• The task: Go through the entries below, tally each line with the string "data", and give the final number by itself.

____________________

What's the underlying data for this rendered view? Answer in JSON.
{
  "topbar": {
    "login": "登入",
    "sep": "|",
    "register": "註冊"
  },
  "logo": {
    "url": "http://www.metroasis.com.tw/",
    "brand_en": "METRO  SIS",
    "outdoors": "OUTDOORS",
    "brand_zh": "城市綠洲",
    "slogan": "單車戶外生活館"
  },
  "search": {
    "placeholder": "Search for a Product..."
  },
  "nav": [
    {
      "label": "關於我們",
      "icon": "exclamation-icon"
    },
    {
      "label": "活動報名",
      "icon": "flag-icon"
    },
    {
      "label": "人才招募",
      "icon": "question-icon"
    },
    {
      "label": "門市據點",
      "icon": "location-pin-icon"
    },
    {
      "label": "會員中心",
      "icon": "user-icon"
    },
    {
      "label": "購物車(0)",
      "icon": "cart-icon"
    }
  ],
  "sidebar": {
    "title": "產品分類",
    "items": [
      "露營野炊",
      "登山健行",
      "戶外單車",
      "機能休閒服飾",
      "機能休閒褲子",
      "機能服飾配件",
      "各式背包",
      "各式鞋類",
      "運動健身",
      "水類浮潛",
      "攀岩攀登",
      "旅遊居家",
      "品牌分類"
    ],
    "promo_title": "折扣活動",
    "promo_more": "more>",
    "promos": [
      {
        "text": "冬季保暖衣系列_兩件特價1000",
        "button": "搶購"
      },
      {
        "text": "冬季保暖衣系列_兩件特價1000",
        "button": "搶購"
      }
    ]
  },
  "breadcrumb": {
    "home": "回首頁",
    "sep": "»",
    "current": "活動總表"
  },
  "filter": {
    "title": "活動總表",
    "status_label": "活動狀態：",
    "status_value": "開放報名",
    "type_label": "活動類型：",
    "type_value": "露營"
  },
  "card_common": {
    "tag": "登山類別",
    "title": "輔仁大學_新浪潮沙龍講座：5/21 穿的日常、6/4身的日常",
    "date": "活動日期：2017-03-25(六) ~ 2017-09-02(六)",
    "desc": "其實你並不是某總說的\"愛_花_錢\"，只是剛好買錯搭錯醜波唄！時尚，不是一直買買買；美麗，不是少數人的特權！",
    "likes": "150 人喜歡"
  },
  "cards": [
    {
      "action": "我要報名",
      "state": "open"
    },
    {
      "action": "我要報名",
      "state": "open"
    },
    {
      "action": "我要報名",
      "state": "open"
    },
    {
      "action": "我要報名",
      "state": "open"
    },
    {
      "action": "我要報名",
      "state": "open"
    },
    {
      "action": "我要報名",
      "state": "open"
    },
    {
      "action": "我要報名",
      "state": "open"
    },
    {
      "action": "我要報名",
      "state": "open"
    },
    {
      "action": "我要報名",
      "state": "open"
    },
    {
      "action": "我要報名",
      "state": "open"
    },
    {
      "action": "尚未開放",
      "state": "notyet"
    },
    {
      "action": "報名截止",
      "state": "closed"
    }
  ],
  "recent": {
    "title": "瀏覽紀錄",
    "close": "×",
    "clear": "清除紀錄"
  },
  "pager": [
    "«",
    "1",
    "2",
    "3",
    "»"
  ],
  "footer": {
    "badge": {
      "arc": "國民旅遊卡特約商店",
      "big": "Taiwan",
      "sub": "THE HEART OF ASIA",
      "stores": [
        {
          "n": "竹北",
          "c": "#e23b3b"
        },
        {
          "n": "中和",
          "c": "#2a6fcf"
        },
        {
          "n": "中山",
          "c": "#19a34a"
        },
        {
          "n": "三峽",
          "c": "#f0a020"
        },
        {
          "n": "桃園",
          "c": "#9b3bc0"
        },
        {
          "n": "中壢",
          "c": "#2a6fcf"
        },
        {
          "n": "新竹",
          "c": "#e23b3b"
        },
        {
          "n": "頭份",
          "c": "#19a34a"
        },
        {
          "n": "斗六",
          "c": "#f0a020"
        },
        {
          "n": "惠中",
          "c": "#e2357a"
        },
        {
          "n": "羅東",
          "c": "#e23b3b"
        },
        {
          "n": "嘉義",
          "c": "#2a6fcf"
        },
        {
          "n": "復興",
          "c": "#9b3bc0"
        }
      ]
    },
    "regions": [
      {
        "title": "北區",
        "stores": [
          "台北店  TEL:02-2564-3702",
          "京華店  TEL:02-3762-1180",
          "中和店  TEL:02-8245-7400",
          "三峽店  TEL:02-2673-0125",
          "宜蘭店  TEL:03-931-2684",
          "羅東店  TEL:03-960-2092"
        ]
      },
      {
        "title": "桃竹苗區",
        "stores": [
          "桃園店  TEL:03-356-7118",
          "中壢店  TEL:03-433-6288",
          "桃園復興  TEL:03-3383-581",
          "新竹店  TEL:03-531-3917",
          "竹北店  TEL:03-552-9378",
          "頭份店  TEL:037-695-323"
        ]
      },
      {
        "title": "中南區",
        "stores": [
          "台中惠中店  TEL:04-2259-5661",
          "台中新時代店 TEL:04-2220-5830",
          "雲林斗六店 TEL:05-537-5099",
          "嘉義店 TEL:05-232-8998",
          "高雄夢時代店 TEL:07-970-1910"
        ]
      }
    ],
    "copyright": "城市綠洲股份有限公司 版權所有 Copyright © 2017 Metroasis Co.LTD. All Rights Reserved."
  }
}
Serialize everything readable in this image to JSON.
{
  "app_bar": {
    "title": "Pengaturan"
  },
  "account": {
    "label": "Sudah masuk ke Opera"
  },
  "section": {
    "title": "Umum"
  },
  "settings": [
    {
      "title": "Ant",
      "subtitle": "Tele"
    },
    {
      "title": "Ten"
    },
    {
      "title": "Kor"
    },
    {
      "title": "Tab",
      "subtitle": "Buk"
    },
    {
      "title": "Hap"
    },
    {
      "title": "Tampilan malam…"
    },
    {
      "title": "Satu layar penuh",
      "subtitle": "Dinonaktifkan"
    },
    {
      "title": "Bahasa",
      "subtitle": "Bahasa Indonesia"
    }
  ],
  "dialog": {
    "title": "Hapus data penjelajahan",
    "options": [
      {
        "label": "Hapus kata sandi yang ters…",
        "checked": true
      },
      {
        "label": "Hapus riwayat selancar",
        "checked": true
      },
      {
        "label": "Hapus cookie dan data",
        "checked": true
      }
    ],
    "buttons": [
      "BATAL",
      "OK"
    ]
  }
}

____________________

• Answer to the exercise: 3